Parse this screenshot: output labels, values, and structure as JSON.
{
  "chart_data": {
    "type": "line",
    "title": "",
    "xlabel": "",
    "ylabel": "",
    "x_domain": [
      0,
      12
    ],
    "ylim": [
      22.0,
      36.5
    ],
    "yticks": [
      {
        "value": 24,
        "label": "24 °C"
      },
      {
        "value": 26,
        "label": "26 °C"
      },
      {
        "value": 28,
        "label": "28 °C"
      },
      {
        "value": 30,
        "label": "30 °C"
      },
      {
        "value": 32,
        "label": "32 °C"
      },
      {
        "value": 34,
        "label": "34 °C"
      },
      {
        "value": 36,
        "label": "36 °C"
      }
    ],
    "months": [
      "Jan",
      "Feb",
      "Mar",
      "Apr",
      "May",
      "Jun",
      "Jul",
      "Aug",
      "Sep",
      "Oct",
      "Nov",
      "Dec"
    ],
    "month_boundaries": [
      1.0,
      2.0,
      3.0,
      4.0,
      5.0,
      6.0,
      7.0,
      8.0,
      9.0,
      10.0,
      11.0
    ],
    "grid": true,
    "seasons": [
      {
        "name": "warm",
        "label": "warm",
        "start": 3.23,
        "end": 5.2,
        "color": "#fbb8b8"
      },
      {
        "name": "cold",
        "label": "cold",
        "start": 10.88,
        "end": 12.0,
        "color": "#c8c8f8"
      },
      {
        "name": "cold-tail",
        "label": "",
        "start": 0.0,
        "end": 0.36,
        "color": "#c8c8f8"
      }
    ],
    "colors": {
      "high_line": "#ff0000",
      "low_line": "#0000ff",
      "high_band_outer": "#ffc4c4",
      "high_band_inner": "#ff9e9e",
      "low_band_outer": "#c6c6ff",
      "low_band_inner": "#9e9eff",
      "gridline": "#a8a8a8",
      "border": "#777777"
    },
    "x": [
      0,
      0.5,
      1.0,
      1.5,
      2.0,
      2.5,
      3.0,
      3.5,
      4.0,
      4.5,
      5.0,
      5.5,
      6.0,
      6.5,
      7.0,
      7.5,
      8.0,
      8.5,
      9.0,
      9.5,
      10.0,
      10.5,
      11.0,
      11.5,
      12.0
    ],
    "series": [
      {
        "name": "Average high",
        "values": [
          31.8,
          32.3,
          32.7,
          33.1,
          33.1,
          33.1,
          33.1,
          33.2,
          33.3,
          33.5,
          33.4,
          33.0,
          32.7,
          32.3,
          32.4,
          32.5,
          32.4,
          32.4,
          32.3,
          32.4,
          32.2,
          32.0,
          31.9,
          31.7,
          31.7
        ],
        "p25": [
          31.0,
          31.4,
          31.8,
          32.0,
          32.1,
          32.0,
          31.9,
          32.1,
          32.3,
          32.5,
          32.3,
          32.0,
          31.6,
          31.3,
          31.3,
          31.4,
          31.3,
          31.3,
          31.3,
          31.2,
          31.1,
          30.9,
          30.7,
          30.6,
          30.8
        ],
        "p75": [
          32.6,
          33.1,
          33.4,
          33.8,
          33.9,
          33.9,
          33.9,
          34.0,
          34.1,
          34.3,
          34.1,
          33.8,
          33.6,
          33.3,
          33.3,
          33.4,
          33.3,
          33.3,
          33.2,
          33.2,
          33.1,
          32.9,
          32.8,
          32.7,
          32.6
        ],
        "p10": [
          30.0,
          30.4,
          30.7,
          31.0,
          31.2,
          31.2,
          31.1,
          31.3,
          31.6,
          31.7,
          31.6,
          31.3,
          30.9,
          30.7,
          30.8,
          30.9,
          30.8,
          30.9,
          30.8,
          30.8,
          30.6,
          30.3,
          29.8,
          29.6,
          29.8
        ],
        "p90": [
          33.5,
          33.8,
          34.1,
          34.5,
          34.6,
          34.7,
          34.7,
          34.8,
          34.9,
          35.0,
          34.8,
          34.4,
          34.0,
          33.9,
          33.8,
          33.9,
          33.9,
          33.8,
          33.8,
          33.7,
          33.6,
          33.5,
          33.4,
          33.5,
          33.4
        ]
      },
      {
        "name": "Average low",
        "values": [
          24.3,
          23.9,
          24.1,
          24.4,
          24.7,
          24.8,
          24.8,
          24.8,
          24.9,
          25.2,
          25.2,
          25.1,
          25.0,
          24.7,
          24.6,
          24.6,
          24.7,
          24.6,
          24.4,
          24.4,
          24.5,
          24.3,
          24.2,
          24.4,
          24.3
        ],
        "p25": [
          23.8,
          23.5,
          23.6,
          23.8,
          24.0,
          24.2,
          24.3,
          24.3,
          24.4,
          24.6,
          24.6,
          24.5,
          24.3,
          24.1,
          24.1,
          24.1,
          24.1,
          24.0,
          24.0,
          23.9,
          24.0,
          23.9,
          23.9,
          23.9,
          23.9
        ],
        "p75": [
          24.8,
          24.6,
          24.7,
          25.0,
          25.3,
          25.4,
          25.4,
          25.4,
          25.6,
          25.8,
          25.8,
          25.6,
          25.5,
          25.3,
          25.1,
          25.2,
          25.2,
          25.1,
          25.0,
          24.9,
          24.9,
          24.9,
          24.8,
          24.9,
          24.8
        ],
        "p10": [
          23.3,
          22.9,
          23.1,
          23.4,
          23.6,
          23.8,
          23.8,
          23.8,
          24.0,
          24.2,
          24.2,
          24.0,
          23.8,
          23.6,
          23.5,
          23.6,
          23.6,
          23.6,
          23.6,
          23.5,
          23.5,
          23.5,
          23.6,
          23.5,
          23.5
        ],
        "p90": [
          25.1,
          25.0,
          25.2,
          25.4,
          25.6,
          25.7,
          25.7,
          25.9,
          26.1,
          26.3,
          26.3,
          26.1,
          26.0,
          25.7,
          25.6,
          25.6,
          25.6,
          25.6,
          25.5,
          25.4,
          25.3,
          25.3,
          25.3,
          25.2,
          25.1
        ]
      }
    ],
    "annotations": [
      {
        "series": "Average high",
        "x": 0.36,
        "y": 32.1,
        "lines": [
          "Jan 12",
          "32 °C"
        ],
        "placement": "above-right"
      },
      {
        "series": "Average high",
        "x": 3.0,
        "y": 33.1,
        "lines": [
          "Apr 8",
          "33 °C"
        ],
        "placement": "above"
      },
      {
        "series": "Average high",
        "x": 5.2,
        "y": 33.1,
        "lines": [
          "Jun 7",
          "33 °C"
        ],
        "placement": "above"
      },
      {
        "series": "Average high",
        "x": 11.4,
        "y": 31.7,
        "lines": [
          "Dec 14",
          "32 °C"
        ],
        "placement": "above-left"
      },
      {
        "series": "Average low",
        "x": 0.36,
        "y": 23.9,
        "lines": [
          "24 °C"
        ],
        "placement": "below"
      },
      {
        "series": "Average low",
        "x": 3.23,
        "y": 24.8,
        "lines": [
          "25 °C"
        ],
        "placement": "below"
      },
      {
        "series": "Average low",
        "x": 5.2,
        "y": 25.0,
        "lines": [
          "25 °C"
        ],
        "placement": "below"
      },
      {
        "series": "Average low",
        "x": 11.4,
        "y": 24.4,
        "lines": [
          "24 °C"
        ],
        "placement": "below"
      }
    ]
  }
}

### Aim:
Please output every record, keeping each line exact.

### Result of this exercise:
Parse this screenshot: output labels, values, and structure as JSON.
{
  "chart_data": {
    "type": "line",
    "title": "",
    "xlabel": "",
    "ylabel": "",
    "x_domain": [
      0,
      12
    ],
    "ylim": [
      22.0,
      36.5
    ],
    "yticks": [
      {
        "value": 24,
        "label": "24 °C"
      },
      {
        "value": 26,
        "label": "26 °C"
      },
      {
        "value": 28,
        "label": "28 °C"
      },
      {
        "value": 30,
        "label": "30 °C"
      },
      {
        "value": 32,
        "label": "32 °C"
      },
      {
        "value": 34,
        "label": "34 °C"
      },
      {
        "value": 36,
        "label": "36 °C"
      }
    ],
    "months": [
      "Jan",
      "Feb",
      "Mar",
      "Apr",
      "May",
      "Jun",
      "Jul",
      "Aug",
      "Sep",
      "Oct",
      "Nov",
      "Dec"
    ],
    "month_boundaries": [
      1.0,
      2.0,
      3.0,
      4.0,
      5.0,
      6.0,
      7.0,
      8.0,
      9.0,
      10.0,
      11.0
    ],
    "grid": true,
    "seasons": [
      {
        "name": "warm",
        "label": "warm",
        "start": 3.23,
        "end": 5.2,
        "color": "#fbb8b8"
      },
      {
        "name": "cold",
        "label": "cold",
        "start": 10.88,
        "end": 12.0,
        "color": "#c8c8f8"
      },
      {
        "name": "cold-tail",
        "label": "",
        "start": 0.0,
        "end": 0.36,
        "color": "#c8c8f8"
      }
    ],
    "colors": {
      "high_line": "#ff0000",
      "low_line": "#0000ff",
      "high_band_outer": "#ffc4c4",
      "high_band_inner": "#ff9e9e",
      "low_band_outer": "#c6c6ff",
      "low_band_inner": "#9e9eff",
      "gridline": "#a8a8a8",
      "border": "#777777"
    },
    "x": [
      0,
      0.5,
      1.0,
      1.5,
      2.0,
      2.5,
      3.0,
      3.5,
      4.0,
      4.5,
      5.0,
      5.5,
      6.0,
      6.5,
      7.0,
      7.5,
      8.0,
      8.5,
      9.0,
      9.5,
      10.0,
      10.5,
      11.0,
      11.5,
      12.0
    ],
    "series": [
      {
        "name": "Average high",
        "values": [
          31.8,
          32.3,
          32.7,
          33.1,
          33.1,
          33.1,
          33.1,
          33.2,
          33.3,
          33.5,
          33.4,
          33.0,
          32.7,
          32.3,
          32.4,
          32.5,
          32.4,
          32.4,
          32.3,
          32.4,
          32.2,
          32.0,
          31.9,
          31.7,
          31.7
        ],
        "p25": [
          31.0,
          31.4,
          31.8,
          32.0,
          32.1,
          32.0,
          31.9,
          32.1,
          32.3,
          32.5,
          32.3,
          32.0,
          31.6,
          31.3,
          31.3,
          31.4,
          31.3,
          31.3,
          31.3,
          31.2,
          31.1,
          30.9,
          30.7,
          30.6,
          30.8
        ],
        "p75": [
          32.6,
          33.1,
          33.4,
          33.8,
          33.9,
          33.9,
          33.9,
          34.0,
          34.1,
          34.3,
          34.1,
          33.8,
          33.6,
          33.3,
          33.3,
          33.4,
          33.3,
          33.3,
          33.2,
          33.2,
          33.1,
          32.9,
          32.8,
          32.7,
          32.6
        ],
        "p10": [
          30.0,
          30.4,
          30.7,
          31.0,
          31.2,
          31.2,
          31.1,
          31.3,
          31.6,
          31.7,
          31.6,
          31.3,
          30.9,
          30.7,
          30.8,
          30.9,
          30.8,
          30.9,
          30.8,
          30.8,
          30.6,
          30.3,
          29.8,
          29.6,
          29.8
        ],
        "p90": [
          33.5,
          33.8,
          34.1,
          34.5,
          34.6,
          34.7,
          34.7,
          34.8,
          34.9,
          35.0,
          34.8,
          34.4,
          34.0,
          33.9,
          33.8,
          33.9,
          33.9,
          33.8,
          33.8,
          33.7,
          33.6,
          33.5,
          33.4,
          33.5,
          33.4
        ]
      },
      {
        "name": "Average low",
        "values": [
          24.3,
          23.9,
          24.1,
          24.4,
          24.7,
          24.8,
          24.8,
          24.8,
          24.9,
          25.2,
          25.2,
          25.1,
          25.0,
          24.7,
          24.6,
          24.6,
          24.7,
          24.6,
          24.4,
          24.4,
          24.5,
          24.3,
          24.2,
          24.4,
          24.3
        ],
        "p25": [
          23.8,
          23.5,
          23.6,
          23.8,
          24.0,
          24.2,
          24.3,
          24.3,
          24.4,
          24.6,
          24.6,
          24.5,
          24.3,
          24.1,
          24.1,
          24.1,
          24.1,
          24.0,
          24.0,
          23.9,
          24.0,
          23.9,
          23.9,
          23.9,
          23.9
        ],
        "p75": [
          24.8,
          24.6,
          24.7,
          25.0,
          25.3,
          25.4,
          25.4,
          25.4,
          25.6,
          25.8,
          25.8,
          25.6,
          25.5,
          25.3,
          25.1,
          25.2,
          25.2,
          25.1,
          25.0,
          24.9,
          24.9,
          24.9,
          24.8,
          24.9,
          24.8
        ],
        "p10": [
          23.3,
          22.9,
          23.1,
          23.4,
          23.6,
          23.8,
          23.8,
          23.8,
          24.0,
          24.2,
          24.2,
          24.0,
          23.8,
          23.6,
          23.5,
          23.6,
          23.6,
          23.6,
          23.6,
          23.5,
          23.5,
          23.5,
          23.6,
          23.5,
          23.5
        ],
        "p90": [
          25.1,
          25.0,
          25.2,
          25.4,
          25.6,
          25.7,
          25.7,
          25.9,
          26.1,
          26.3,
          26.3,
          26.1,
          26.0,
          25.7,
          25.6,
          25.6,
          25.6,
          25.6,
          25.5,
          25.4,
          25.3,
          25.3,
          25.3,
          25.2,
          25.1
        ]
      }
    ],
    "annotations": [
      {
        "series": "Average high",
        "x": 0.36,
        "y": 32.1,
        "lines": [
          "Jan 12",
          "32 °C"
        ],
        "placement": "above-right"
      },
      {
        "series": "Average high",
        "x": 3.0,
        "y": 33.1,
        "lines": [
          "Apr 8",
          "33 °C"
        ],
        "placement": "above"
      },
      {
        "series": "Average high",
        "x": 5.2,
        "y": 33.1,
        "lines": [
          "Jun 7",
          "33 °C"
        ],
        "placement": "above"
      },
      {
        "series": "Average high",
        "x": 11.4,
        "y": 31.7,
        "lines": [
          "Dec 14",
          "32 °C"
        ],
        "placement": "above-left"
      },
      {
        "series": "Average low",
        "x": 0.36,
        "y": 23.9,
        "lines": [
          "24 °C"
        ],
        "placement": "below"
      },
      {
        "series": "Average low",
        "x": 3.23,
        "y": 24.8,
        "lines": [
          "25 °C"
        ],
        "placement": "below"
      },
      {
        "series": "Average low",
        "x": 5.2,
        "y": 25.0,
        "lines": [
          "25 °C"
        ],
        "placement": "below"
      },
      {
        "series": "Average low",
        "x": 11.4,
        "y": 24.4,
        "lines": [
          "24 °C"
        ],
        "placement": "below"
      }
    ]
  }
}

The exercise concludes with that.